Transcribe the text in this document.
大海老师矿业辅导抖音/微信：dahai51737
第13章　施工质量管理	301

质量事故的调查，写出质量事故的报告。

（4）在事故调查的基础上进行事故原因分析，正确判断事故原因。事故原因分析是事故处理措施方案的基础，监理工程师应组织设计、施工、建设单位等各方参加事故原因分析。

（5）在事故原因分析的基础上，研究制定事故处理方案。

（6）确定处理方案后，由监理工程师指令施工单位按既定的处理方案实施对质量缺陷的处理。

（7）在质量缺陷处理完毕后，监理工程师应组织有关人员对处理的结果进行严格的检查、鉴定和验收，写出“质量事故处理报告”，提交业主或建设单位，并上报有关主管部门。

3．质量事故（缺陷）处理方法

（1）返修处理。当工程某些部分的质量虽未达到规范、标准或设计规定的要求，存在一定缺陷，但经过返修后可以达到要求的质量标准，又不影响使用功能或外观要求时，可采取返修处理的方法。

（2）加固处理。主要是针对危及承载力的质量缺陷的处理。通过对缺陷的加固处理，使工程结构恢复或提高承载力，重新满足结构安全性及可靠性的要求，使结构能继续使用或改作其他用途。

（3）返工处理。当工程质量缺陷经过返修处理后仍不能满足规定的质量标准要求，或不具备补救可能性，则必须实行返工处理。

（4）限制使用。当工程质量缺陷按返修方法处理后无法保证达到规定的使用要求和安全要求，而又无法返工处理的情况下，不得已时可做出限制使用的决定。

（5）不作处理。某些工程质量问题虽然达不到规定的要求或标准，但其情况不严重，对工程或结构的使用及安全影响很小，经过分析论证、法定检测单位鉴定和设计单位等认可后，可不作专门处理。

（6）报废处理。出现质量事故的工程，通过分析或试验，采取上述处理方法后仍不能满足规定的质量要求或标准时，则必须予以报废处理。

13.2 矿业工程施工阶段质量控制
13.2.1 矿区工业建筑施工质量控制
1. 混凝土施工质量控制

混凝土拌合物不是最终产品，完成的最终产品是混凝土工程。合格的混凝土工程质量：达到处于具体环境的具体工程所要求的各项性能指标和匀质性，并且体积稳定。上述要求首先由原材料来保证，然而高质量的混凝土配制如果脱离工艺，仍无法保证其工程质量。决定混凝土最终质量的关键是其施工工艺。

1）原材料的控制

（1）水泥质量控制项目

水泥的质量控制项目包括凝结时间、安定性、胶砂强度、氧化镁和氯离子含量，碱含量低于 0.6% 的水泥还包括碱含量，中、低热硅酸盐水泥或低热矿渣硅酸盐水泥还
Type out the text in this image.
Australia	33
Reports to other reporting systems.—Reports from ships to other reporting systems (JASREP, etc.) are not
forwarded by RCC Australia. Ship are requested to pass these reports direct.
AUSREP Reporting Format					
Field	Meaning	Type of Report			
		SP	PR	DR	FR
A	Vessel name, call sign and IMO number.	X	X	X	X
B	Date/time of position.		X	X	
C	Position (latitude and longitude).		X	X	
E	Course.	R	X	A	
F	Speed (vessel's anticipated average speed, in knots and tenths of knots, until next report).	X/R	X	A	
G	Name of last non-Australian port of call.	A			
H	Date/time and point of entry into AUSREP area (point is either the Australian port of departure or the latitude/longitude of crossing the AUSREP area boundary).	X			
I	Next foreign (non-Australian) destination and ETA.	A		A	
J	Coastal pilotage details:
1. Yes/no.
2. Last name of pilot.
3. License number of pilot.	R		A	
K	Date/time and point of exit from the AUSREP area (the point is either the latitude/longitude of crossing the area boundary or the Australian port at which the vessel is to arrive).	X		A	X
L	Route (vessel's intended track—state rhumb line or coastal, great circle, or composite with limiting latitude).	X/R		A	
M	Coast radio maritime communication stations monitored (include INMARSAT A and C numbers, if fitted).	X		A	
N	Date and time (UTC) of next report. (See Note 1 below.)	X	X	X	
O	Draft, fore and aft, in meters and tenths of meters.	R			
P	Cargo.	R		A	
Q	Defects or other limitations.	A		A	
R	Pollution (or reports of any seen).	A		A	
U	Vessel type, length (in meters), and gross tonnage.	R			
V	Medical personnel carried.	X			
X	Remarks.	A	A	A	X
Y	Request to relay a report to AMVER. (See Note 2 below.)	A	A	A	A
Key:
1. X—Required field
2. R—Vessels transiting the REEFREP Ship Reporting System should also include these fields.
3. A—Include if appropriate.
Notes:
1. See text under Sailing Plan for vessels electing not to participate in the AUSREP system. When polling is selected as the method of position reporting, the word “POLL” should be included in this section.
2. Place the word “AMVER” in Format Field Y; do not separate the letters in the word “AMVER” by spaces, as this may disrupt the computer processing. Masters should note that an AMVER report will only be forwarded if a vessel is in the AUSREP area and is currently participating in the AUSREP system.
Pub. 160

§ **Task description**
Scan the entries above. Copy each line that has the string "should".

§ **Problem solution**
2. R—Vessels transiting the REEFREP Ship Reporting System should also include these fields.
1. See text under Sailing Plan for vessels electing not to participate in the AUSREP system. When polling is selected as the method of position reporting, the word “POLL” should be included in this section.
2. Place the word “AMVER” in Format Field Y; do not separate the letters in the word “AMVER” by spaces, as this may disrupt the computer processing. Masters should note that an AMVER report will only be forwarded if a vessel is in the AUSREP area and is currently participating in the AUSREP system.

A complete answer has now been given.